Provided records
☆ ☆ ☆

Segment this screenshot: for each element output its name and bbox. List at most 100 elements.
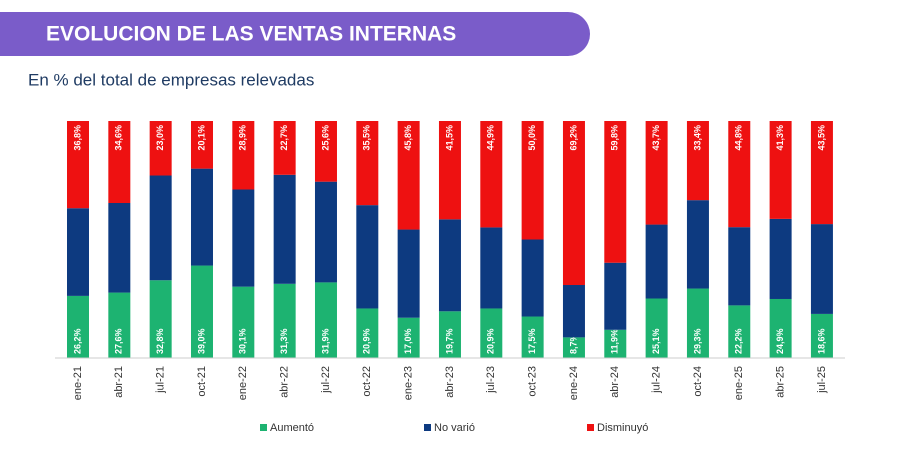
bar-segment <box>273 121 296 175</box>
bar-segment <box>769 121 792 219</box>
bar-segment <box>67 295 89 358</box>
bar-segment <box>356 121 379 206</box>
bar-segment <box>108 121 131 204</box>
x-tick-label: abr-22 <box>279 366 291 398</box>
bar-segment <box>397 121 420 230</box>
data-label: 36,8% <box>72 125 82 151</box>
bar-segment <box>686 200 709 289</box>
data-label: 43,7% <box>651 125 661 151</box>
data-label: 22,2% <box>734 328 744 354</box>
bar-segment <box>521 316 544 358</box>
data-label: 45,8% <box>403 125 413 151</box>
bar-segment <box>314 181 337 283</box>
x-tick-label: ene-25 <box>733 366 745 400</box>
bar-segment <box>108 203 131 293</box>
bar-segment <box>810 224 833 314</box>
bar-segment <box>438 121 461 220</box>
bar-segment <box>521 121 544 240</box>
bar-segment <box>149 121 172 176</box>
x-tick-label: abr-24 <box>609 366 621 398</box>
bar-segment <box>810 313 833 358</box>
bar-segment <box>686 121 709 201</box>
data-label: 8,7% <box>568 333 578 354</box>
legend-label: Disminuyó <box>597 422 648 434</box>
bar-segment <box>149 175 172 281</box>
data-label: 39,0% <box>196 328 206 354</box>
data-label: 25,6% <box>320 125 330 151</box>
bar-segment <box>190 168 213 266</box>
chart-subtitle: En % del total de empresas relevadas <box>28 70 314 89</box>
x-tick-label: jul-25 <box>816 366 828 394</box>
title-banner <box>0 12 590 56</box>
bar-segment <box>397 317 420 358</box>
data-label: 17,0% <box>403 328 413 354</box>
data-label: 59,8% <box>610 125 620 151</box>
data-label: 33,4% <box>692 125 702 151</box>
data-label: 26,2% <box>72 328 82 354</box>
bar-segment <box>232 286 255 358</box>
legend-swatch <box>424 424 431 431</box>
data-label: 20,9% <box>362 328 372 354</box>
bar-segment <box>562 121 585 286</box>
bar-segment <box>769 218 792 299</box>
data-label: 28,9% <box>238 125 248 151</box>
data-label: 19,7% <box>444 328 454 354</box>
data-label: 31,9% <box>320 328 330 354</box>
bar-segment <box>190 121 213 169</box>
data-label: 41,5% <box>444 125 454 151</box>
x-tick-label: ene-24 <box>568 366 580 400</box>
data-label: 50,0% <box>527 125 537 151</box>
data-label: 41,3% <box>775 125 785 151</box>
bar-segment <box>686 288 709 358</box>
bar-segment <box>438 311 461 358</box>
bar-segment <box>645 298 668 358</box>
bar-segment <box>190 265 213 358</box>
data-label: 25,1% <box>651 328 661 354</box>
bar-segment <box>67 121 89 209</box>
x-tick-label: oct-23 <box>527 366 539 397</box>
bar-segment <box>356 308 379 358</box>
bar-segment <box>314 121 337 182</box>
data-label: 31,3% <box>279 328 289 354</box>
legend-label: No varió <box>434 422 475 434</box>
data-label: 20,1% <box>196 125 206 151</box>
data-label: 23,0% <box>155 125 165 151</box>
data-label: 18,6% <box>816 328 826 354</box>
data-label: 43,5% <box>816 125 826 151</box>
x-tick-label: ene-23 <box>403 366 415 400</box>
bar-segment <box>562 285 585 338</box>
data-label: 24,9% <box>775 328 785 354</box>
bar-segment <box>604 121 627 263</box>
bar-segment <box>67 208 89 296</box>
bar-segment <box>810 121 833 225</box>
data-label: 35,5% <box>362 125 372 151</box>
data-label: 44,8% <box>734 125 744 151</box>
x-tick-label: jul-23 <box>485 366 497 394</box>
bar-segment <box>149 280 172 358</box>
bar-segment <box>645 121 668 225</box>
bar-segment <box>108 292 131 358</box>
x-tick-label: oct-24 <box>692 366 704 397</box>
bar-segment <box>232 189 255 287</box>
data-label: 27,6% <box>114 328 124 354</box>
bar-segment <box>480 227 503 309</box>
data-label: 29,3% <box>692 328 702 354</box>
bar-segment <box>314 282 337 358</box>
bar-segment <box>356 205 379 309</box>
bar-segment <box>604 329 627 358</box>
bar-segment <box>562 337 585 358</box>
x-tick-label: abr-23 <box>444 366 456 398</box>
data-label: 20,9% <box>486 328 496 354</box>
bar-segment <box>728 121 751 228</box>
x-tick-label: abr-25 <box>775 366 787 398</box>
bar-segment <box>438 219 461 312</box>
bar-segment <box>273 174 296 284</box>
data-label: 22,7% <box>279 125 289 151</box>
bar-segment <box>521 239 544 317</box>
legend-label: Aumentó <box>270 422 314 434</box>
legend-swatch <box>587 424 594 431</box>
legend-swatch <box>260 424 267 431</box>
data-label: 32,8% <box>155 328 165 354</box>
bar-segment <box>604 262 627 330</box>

☆ ☆ ☆

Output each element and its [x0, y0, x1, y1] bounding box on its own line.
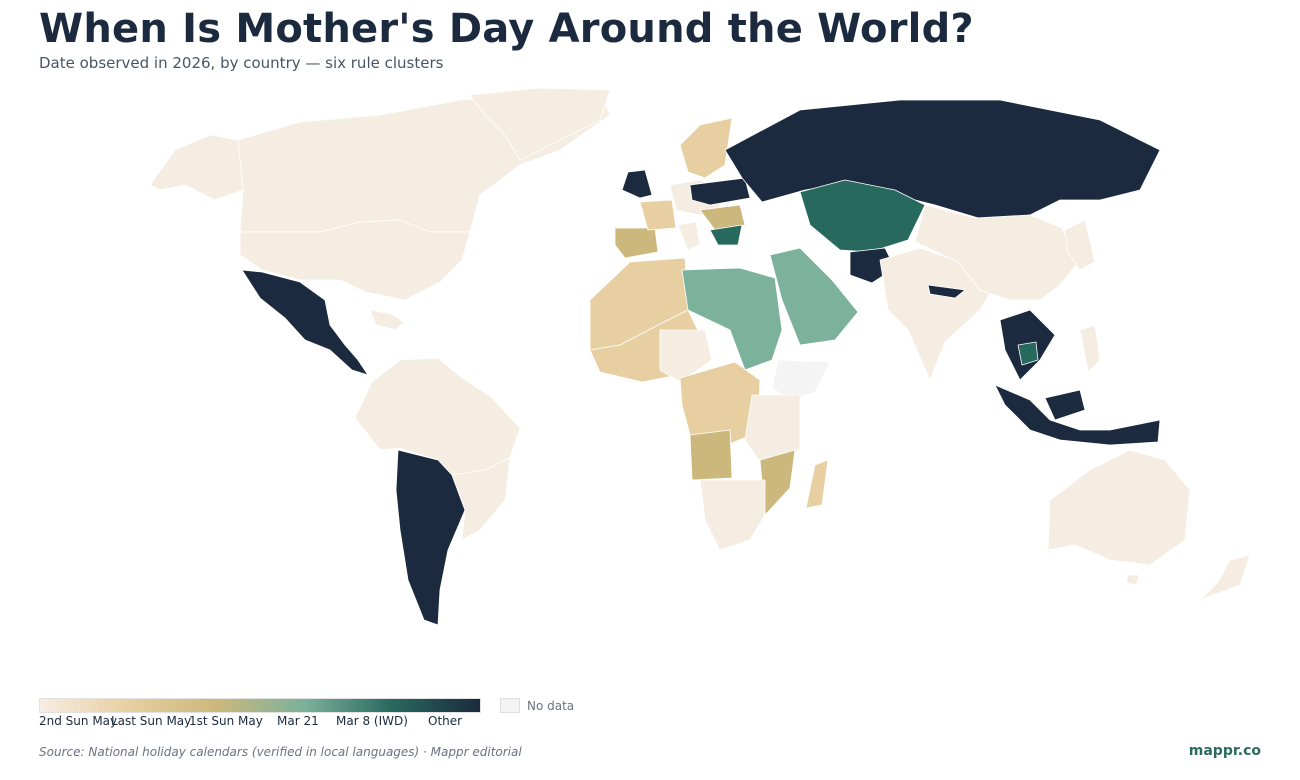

☆ ☆ ☆

Set exercise
Give the part of the records that opens with the line containing "Segment this screenshot: for" and closes with the line containing "bar-segment <box>397 317 420 358</box>", both ends included, as a JSON list of strings with one string per line and no blank lines. Leave the pictures out.

Answer
[
  "Segment this screenshot: for each element output its name and bbox. List at most 100 elements.",
  "bar-segment <box>273 121 296 175</box>",
  "bar-segment <box>769 121 792 219</box>",
  "bar-segment <box>67 295 89 358</box>",
  "bar-segment <box>356 121 379 206</box>",
  "bar-segment <box>108 121 131 204</box>",
  "x-tick-label: abr-22 <box>279 366 291 398</box>",
  "bar-segment <box>397 121 420 230</box>",
  "data-label: 36,8% <box>72 125 82 151</box>",
  "bar-segment <box>686 200 709 289</box>",
  "data-label: 43,7% <box>651 125 661 151</box>",
  "data-label: 22,2% <box>734 328 744 354</box>",
  "bar-segment <box>521 316 544 358</box>",
  "data-label: 45,8% <box>403 125 413 151</box>",
  "bar-segment <box>314 181 337 283</box>",
  "x-tick-label: ene-25 <box>733 366 745 400</box>",
  "bar-segment <box>108 203 131 293</box>",
  "bar-segment <box>810 224 833 314</box>",
  "bar-segment <box>438 121 461 220</box>",
  "bar-segment <box>521 121 544 240</box>",
  "bar-segment <box>149 121 172 176</box>",
  "x-tick-label: abr-24 <box>609 366 621 398</box>",
  "bar-segment <box>810 313 833 358</box>",
  "bar-segment <box>686 121 709 201</box>",
  "data-label: 8,7% <box>568 333 578 354</box>",
  "legend-label: Disminuyó <box>597 422 648 434</box>",
  "bar-segment <box>149 175 172 281</box>",
  "data-label: 39,0% <box>196 328 206 354</box>",
  "data-label: 25,6% <box>320 125 330 151</box>",
  "bar-segment <box>190 168 213 266</box>",
  "chart-subtitle: En % del total de empresas relevadas <box>28 70 314 89</box>",
  "x-tick-label: jul-25 <box>816 366 828 394</box>",
  "title-banner <box>0 12 590 56</box>",
  "bar-segment <box>397 317 420 358</box>"
]